Exercise: Look for "coordinate" in each line of the entries, and return the matching lines.

Task inputs:
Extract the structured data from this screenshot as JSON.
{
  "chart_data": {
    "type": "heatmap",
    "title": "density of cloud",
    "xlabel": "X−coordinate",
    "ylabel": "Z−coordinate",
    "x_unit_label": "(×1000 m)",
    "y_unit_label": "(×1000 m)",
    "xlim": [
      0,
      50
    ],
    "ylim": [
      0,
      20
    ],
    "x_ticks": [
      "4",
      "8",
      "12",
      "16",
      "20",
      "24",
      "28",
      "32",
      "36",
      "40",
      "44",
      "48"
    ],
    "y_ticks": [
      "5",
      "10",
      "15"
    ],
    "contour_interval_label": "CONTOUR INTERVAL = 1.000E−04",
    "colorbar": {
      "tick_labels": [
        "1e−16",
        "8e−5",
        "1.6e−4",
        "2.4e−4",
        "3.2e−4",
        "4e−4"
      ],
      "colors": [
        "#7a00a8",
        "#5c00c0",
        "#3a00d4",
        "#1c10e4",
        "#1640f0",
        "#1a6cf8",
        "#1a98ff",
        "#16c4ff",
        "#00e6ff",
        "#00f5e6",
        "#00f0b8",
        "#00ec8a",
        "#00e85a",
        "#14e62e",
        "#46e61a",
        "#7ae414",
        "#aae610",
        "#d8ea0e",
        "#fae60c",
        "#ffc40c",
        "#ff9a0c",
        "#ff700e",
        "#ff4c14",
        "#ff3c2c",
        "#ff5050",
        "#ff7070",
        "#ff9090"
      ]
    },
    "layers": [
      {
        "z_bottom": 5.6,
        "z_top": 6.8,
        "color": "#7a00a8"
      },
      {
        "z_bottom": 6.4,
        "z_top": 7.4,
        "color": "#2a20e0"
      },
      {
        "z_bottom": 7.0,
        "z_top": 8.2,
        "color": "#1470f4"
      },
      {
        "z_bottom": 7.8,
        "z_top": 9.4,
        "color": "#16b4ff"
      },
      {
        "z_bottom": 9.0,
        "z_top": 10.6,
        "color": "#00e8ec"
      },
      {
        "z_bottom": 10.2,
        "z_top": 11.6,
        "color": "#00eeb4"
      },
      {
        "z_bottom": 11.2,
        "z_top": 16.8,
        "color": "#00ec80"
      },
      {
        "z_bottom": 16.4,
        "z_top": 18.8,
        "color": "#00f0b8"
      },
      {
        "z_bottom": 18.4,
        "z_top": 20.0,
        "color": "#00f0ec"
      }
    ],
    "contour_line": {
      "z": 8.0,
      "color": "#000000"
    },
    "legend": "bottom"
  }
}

Finished answer:
    "xlabel": "X−coordinate",
    "ylabel": "Z−coordinate",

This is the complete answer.